╭─ TEXTO FORNECIDO

Título: Postura reativa face às iniciativas chinesas
Autor: Maciel, Rodrigo Tavares ; Lanna, Zaira
Fonte: Jornal do Brasil, 09/11/2008, Economia, p. E6
Motivada por sua enorme demanda por matérias-primas, a China reconheceu o Brasil como parceiro estratégico e estreitou laços comerciais no início dos anos 2000. Naquele momento, em que as exportações brasileiras para a China saltavam, o país asiático já ocupava posição de destaque no cenário internacional e integrava o planejamento estratégico, empresarial e governamental de países mais desenvolvidos.
Desde então, o Brasil tem apenas adotado postura reativa face às iniciativas comerciais chinesas, que têm o Brasil, na prática, apenas como parceiro estratégico fornecedor de commodities ¿ condição similar a outros países da América Latina.
Exportação
Ao analisar a pauta de exportação brasileira para a China, verifica-se que esta é muito distinta do padrão brasileiro de exportação ¿ que detém maior presença relativa de manufaturados e semimanufaturados.
O terceiro trimestre de 2008 apresentou novo aumento de concentração em produtos básicos, que representaram 82,2% do total de vendas para o mercado chinês, valor 3,1 pontos percentuais superior ao registrado no mesmo período de 2007.
Contrariamente ao divulgado no Brasil, essa concentração em produtos de menor valor agregado também é atípica à pauta chinesa de compras do exterior, que tende a concentrar-se em produtos mais sofisticados. Máquinas e equipamentos foram os produtos mais importados pela China no primeiro semestre de 2008 e corresponderam a aproximadamente 65,3% das importações totais do país nesse período.
É necessário ressaltar que a concentração em produtos de alto valor agregado também se repete na pauta de exportações da China para o mundo, desmistificando outra visão ultrapassada, porém difundida no Brasil, de que o país asiático é exclusivamente exportador de bugigangas e de produtos de baixa tecnologia.

╰─

■ TAREFAS A REALIZAR
1 - Repita o trecho do artigo sobre o comércio entre Brasil e China entre "Desde então, o" e "da América Latina.", inclusive.
2 - Escreva a continuação do artigo sobre o comércio entre Brasil e China a partir do ponto em que ele termina.
Não é preciso consultar os itens.

╭─ ITENS EXTRAÍDOS

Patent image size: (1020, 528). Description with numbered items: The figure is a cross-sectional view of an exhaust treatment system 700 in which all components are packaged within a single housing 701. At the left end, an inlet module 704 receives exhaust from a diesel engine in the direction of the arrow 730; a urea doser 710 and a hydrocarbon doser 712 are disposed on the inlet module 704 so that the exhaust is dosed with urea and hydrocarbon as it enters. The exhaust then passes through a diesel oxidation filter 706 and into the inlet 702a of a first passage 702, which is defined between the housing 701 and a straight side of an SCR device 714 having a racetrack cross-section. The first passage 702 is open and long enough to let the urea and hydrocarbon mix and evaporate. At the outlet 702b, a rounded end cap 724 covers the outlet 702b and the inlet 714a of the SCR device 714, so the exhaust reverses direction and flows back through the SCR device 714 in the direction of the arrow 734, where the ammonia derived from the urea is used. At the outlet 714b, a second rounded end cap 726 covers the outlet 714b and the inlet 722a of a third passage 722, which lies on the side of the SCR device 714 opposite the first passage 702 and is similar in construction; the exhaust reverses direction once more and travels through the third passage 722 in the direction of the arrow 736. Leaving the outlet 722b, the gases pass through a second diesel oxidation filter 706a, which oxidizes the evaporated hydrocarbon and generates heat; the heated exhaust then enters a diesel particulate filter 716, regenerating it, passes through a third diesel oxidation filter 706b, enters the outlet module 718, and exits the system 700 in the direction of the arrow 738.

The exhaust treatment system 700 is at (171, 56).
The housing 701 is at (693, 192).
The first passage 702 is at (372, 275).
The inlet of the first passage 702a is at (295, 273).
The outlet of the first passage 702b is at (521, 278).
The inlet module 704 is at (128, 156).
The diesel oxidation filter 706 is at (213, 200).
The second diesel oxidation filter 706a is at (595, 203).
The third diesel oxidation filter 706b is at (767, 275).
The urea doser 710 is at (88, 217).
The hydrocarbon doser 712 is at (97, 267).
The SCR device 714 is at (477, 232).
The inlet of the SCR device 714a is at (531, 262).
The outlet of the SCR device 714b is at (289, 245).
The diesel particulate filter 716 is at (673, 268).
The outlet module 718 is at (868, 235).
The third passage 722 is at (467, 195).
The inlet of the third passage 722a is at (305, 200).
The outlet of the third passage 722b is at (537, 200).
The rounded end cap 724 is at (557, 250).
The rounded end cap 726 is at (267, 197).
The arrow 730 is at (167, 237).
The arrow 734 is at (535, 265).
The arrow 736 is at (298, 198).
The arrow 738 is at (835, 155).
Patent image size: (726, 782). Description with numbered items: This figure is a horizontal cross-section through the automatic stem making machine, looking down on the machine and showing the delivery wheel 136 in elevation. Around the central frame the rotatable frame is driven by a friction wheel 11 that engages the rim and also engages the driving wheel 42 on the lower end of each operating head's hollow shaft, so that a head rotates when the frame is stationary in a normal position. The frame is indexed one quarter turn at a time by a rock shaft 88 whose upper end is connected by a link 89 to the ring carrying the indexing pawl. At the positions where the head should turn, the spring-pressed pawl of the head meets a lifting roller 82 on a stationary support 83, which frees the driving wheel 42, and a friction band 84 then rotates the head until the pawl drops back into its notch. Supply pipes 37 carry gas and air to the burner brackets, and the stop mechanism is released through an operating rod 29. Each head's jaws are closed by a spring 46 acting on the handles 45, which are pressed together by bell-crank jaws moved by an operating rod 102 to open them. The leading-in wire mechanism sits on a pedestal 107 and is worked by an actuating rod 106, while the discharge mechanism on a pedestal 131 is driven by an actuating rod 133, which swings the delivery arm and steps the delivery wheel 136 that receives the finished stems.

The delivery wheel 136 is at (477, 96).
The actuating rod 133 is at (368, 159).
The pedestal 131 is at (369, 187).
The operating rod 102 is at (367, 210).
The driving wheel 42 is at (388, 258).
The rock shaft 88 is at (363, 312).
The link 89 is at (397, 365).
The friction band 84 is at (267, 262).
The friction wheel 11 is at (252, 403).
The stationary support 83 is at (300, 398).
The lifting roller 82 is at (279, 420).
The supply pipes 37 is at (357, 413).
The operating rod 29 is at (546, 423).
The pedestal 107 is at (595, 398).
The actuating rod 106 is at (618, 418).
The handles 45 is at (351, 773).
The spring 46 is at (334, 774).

╰─

■ RESPOSTAS DAS TAREFAS
1 -
Desde então, o Brasil tem apenas adotado postura reativa face às iniciativas comerciais chinesas, que têm o Brasil, na prática, apenas como parceiro estratégico fornecedor de commodities ¿ condição similar a outros países da América Latina.

2 -
Tais produtos, frequentemente acusados de destruírem o parque industrial brasileiro, pouca participação detêm na pauta da importados provenientes da China.
Em 2007, as importações brasileiras do país asiático foram, majoritariamente, de bens de capital e matéria-prima para indústria, que representaram 76% das compras brasileiras do país asiático.
Fornecedora
A China tornou-se fornecedor estratégico para produtores brasileiros de diversos setores, que se beneficiam dos baixos preços de produtos chineses para garantir renovação tecnológica e ampliação do parque industrial nacional.
Produtos de consumo final não duráveis, como brinquedos, calçados e vestuário, alvo constante de reclamações de empresários brasileiros, representaram somente 8,7% das importações do Brasil da China em 2007.
Já no acumulado de janeiro a setembro de 2008, essa tendência de pequena participação foi mantida - o setor de calçados sustenta mesma participação no total importado pelo Brasil da China de 2007, de 1,2%.
Já têxteis e vestuário apresentaram queda de 0,9 pontos percentuais de janeiro a setembro de 2008 em relação ao acumulado no ano anterior. Brinquedos, por sua vez, apresentaram participação de 1,6% e não deverá superar a marca de 2% registrada em 2007.
Líder
Dessa forma, a indústria brasileira é, de longe, o maior importador do país asiático, beneficiando-se de baixos preços de fornecedores chineses para tornar-se mais competitiva no mercado doméstico e internacional.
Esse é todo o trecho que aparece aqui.